* **Work instructions**
Where a line contains the word "found", copy that line.

Extracted records
+--

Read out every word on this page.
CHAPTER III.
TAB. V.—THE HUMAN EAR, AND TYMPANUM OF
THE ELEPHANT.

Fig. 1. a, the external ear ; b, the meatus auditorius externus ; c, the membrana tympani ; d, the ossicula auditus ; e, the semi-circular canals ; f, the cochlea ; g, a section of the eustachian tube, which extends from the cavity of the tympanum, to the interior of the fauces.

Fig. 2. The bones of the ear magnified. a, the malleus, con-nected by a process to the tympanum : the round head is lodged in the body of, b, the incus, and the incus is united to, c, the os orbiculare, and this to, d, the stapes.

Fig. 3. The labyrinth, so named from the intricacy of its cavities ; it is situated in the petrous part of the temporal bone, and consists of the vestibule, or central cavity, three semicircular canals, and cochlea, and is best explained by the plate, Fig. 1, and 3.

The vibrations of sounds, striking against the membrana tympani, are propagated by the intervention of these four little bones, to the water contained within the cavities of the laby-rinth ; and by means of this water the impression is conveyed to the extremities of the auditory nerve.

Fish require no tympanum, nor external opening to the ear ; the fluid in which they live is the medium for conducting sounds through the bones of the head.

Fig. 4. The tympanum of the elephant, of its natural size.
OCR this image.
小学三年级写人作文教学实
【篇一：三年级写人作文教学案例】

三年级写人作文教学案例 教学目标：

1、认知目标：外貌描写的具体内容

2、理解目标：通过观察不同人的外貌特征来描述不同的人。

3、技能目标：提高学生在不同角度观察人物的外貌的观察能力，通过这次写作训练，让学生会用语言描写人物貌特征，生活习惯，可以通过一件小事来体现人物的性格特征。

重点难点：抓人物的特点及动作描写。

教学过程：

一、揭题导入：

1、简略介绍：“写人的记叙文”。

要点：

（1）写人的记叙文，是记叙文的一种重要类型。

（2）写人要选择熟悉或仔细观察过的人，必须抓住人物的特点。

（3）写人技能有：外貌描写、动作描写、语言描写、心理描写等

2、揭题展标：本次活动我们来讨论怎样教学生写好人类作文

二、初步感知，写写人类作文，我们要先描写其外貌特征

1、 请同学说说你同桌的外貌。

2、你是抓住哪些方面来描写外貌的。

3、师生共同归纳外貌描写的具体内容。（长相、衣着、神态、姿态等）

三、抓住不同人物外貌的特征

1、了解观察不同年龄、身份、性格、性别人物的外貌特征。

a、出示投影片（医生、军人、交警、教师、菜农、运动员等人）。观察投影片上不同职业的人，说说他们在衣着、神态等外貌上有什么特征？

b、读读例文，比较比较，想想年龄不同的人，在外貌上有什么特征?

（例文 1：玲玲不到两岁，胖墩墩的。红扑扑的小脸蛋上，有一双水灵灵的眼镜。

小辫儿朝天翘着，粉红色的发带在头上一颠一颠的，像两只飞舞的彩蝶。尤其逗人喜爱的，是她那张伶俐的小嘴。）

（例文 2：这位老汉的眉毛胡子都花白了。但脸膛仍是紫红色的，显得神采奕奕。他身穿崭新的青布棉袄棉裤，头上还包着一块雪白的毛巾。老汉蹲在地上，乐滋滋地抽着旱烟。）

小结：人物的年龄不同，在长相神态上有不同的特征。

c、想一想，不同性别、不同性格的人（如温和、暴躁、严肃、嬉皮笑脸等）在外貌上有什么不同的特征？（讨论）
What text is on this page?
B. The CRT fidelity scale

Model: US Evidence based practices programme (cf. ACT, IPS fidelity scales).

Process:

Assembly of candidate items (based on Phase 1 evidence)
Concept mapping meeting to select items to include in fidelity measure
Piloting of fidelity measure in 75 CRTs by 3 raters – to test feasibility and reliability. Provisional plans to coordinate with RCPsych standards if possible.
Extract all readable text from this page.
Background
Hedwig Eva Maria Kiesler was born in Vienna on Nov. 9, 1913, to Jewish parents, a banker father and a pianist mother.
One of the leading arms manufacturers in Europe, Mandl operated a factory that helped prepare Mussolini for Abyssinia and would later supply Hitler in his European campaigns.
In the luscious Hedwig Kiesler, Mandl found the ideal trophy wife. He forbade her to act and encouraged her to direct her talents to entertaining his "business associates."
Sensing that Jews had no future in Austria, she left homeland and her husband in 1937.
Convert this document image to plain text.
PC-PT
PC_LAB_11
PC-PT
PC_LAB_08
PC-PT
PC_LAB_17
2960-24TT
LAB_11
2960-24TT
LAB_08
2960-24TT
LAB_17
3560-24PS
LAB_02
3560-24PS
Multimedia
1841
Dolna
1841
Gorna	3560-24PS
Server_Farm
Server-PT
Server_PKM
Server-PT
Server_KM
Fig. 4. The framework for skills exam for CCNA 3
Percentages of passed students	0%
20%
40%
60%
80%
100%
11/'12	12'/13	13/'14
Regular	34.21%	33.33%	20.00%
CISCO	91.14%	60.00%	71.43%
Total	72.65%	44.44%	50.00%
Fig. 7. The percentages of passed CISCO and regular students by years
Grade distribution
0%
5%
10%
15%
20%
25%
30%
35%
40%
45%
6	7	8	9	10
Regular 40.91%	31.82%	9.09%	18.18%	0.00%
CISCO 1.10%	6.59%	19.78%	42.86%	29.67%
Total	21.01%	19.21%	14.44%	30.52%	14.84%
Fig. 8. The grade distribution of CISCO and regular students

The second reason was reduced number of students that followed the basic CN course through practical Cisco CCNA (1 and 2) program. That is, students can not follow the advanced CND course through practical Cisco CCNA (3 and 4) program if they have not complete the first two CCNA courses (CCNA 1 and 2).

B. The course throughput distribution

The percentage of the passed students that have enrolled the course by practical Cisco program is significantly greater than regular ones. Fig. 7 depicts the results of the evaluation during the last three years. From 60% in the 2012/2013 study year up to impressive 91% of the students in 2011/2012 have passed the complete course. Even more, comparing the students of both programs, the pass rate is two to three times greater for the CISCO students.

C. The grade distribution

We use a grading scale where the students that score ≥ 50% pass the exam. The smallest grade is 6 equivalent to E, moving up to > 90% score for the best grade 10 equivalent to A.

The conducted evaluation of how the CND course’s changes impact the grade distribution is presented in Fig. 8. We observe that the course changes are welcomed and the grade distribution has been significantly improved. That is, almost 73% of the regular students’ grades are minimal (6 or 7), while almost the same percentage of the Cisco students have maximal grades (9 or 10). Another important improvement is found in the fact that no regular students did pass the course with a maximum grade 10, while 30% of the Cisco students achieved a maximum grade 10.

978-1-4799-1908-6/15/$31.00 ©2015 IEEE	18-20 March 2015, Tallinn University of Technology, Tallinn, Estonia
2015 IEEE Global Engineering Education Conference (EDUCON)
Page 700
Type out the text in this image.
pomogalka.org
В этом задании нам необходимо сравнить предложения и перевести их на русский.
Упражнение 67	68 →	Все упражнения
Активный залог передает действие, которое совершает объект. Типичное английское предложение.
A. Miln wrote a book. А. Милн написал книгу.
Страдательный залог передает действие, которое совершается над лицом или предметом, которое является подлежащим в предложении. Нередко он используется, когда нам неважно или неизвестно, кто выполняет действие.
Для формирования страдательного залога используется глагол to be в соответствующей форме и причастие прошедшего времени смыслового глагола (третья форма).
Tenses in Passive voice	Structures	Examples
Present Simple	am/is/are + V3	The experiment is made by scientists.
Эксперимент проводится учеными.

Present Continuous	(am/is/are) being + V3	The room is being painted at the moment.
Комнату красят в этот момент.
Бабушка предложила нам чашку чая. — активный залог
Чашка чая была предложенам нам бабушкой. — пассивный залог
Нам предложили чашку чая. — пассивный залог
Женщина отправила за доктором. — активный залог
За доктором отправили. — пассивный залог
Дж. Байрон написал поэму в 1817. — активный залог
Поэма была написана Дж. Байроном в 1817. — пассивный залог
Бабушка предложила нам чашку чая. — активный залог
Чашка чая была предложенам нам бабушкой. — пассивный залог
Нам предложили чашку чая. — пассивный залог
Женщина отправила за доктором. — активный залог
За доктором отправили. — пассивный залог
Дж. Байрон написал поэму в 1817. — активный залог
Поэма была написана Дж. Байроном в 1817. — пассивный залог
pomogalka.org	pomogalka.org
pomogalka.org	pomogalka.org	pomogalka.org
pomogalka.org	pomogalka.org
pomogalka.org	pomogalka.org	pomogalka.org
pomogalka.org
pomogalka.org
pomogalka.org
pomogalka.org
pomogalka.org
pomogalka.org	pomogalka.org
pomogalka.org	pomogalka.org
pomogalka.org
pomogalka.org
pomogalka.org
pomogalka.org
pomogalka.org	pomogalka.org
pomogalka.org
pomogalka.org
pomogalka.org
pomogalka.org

+--

* **The output**
In the luscious Hedwig Kiesler, Mandl found the ideal trophy wife. He forbade her to act and encouraged her to direct her talents to entertaining his "business associates."
The conducted evaluation of how the CND course’s changes impact the grade distribution is presented in Fig. 8. We observe that the course changes are welcomed and the grade distribution has been significantly improved. That is, almost 73% of the regular students’ grades are minimal (6 or 7), while almost the same percentage of the Cisco students have maximal grades (9 or 10). Another important improvement is found in the fact that no regular students did pass the course with a maximum grade 10, while 30% of the Cisco students achieved a maximum grade 10.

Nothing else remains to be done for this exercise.